> **Information supplied**

============================================================

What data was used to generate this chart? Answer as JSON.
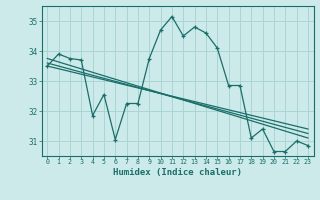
{
  "xlabel": "Humidex (Indice chaleur)",
  "background_color": "#cceaea",
  "grid_color": "#aad4d4",
  "line_color": "#1a6e6a",
  "xlim": [
    -0.5,
    23.5
  ],
  "ylim": [
    30.5,
    35.5
  ],
  "yticks": [
    31,
    32,
    33,
    34,
    35
  ],
  "xticks": [
    0,
    1,
    2,
    3,
    4,
    5,
    6,
    7,
    8,
    9,
    10,
    11,
    12,
    13,
    14,
    15,
    16,
    17,
    18,
    19,
    20,
    21,
    22,
    23
  ],
  "series1": [
    33.5,
    33.9,
    33.75,
    33.7,
    31.85,
    32.55,
    31.05,
    32.25,
    32.25,
    33.75,
    34.7,
    35.15,
    34.5,
    34.8,
    34.6,
    34.1,
    32.85,
    32.85,
    31.1,
    31.4,
    30.65,
    30.65,
    31.0,
    30.85
  ],
  "series2_x": [
    0,
    23
  ],
  "series2_y": [
    33.75,
    31.1
  ],
  "series3_x": [
    0,
    23
  ],
  "series3_y": [
    33.6,
    31.25
  ],
  "series4_x": [
    0,
    23
  ],
  "series4_y": [
    33.5,
    31.4
  ]
}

============================================================

> **The request**
Print all entries exactly. The images do not belong in the copy.

> **Written answer**
What data was used to generate this chart? Answer as JSON.
{
  "xlabel": "Humidex (Indice chaleur)",
  "background_color": "#cceaea",
  "grid_color": "#aad4d4",
  "line_color": "#1a6e6a",
  "xlim": [
    -0.5,
    23.5
  ],
  "ylim": [
    30.5,
    35.5
  ],
  "yticks": [
    31,
    32,
    33,
    34,
    35
  ],
  "xticks": [
    0,
    1,
    2,
    3,
    4,
    5,
    6,
    7,
    8,
    9,
    10,
    11,
    12,
    13,
    14,
    15,
    16,
    17,
    18,
    19,
    20,
    21,
    22,
    23
  ],
  "series1": [
    33.5,
    33.9,
    33.75,
    33.7,
    31.85,
    32.55,
    31.05,
    32.25,
    32.25,
    33.75,
    34.7,
    35.15,
    34.5,
    34.8,
    34.6,
    34.1,
    32.85,
    32.85,
    31.1,
    31.4,
    30.65,
    30.65,
    31.0,
    30.85
  ],
  "series2_x": [
    0,
    23
  ],
  "series2_y": [
    33.75,
    31.1
  ],
  "series3_x": [
    0,
    23
  ],
  "series3_y": [
    33.6,
    31.25
  ],
  "series4_x": [
    0,
    23
  ],
  "series4_y": [
    33.5,
    31.4
  ]
}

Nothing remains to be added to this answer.